### What you need to do
Output each line exactly as it appears, skipping any embedded picture.

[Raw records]
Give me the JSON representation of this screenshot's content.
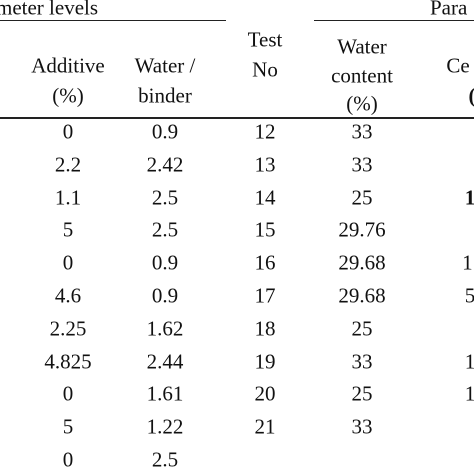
{
  "header": {
    "group_left": "meter levels",
    "group_right": "Para"
  },
  "table": {
    "columns": [
      [
        "Additive",
        "(%)"
      ],
      [
        "Water /",
        "binder"
      ],
      [
        "Test",
        "No"
      ],
      [
        "Water",
        "content",
        "(%)"
      ],
      [
        "Ce",
        "("
      ]
    ],
    "rows": [
      [
        "0",
        "0.9",
        "12",
        "33",
        null
      ],
      [
        "2.2",
        "2.42",
        "13",
        "33",
        null
      ],
      [
        "1.1",
        "2.5",
        "14",
        "25",
        "1"
      ],
      [
        "5",
        "2.5",
        "15",
        "29.76",
        null
      ],
      [
        "0",
        "0.9",
        "16",
        "29.68",
        "1."
      ],
      [
        "4.6",
        "0.9",
        "17",
        "29.68",
        "5"
      ],
      [
        "2.25",
        "1.62",
        "18",
        "25",
        null
      ],
      [
        "4.825",
        "2.44",
        "19",
        "33",
        "1"
      ],
      [
        "0",
        "1.61",
        "20",
        "25",
        "1"
      ],
      [
        "5",
        "1.22",
        "21",
        "33",
        null
      ],
      [
        "0",
        "2.5",
        null,
        null,
        null
      ]
    ]
  }
}
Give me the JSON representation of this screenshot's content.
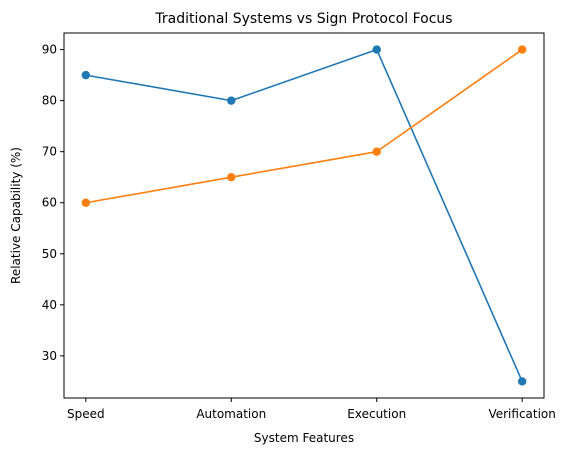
{
  "chart_data": {
    "type": "line",
    "title": "Traditional Systems vs Sign Protocol Focus",
    "xlabel": "System Features",
    "ylabel": "Relative Capability (%)",
    "categories": [
      "Speed",
      "Automation",
      "Execution",
      "Verification"
    ],
    "series": [
      {
        "color": "#1f77b4",
        "values": [
          85,
          80,
          90,
          25
        ]
      },
      {
        "color": "#ff7f0e",
        "values": [
          60,
          65,
          70,
          90
        ]
      }
    ],
    "ylim": [
      21.75,
      93.25
    ],
    "yticks": [
      30,
      40,
      50,
      60,
      70,
      80,
      90
    ],
    "grid": false,
    "markers": true
  }
}
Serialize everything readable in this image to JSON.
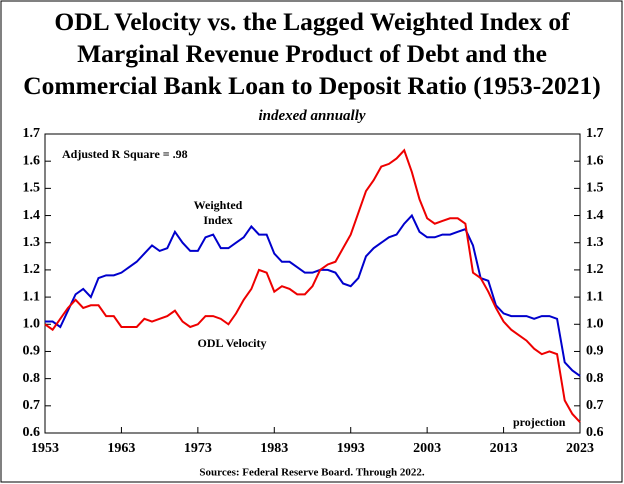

### Solution
Give me the JSON representation of this screenshot's content.
{
  "header": {
    "group_left": "meter levels",
    "group_right": "Para"
  },
  "table": {
    "columns": [
      [
        "Additive",
        "(%)"
      ],
      [
        "Water /",
        "binder"
      ],
      [
        "Test",
        "No"
      ],
      [
        "Water",
        "content",
        "(%)"
      ],
      [
        "Ce",
        "("
      ]
    ],
    "rows": [
      [
        "0",
        "0.9",
        "12",
        "33",
        null
      ],
      [
        "2.2",
        "2.42",
        "13",
        "33",
        null
      ],
      [
        "1.1",
        "2.5",
        "14",
        "25",
        "1"
      ],
      [
        "5",
        "2.5",
        "15",
        "29.76",
        null
      ],
      [
        "0",
        "0.9",
        "16",
        "29.68",
        "1."
      ],
      [
        "4.6",
        "0.9",
        "17",
        "29.68",
        "5"
      ],
      [
        "2.25",
        "1.62",
        "18",
        "25",
        null
      ],
      [
        "4.825",
        "2.44",
        "19",
        "33",
        "1"
      ],
      [
        "0",
        "1.61",
        "20",
        "25",
        "1"
      ],
      [
        "5",
        "1.22",
        "21",
        "33",
        null
      ],
      [
        "0",
        "2.5",
        null,
        null,
        null
      ]
    ]
  }
}
Give me the JSON representation of this screenshot's content.
{
  "chart_data": {
    "type": "line",
    "title": "Traditional Systems vs Sign Protocol Focus",
    "xlabel": "System Features",
    "ylabel": "Relative Capability (%)",
    "categories": [
      "Speed",
      "Automation",
      "Execution",
      "Verification"
    ],
    "series": [
      {
        "color": "#1f77b4",
        "values": [
          85,
          80,
          90,
          25
        ]
      },
      {
        "color": "#ff7f0e",
        "values": [
          60,
          65,
          70,
          90
        ]
      }
    ],
    "ylim": [
      21.75,
      93.25
    ],
    "yticks": [
      30,
      40,
      50,
      60,
      70,
      80,
      90
    ],
    "grid": false,
    "markers": true
  }
}
Serialize everything readable in this image to JSON.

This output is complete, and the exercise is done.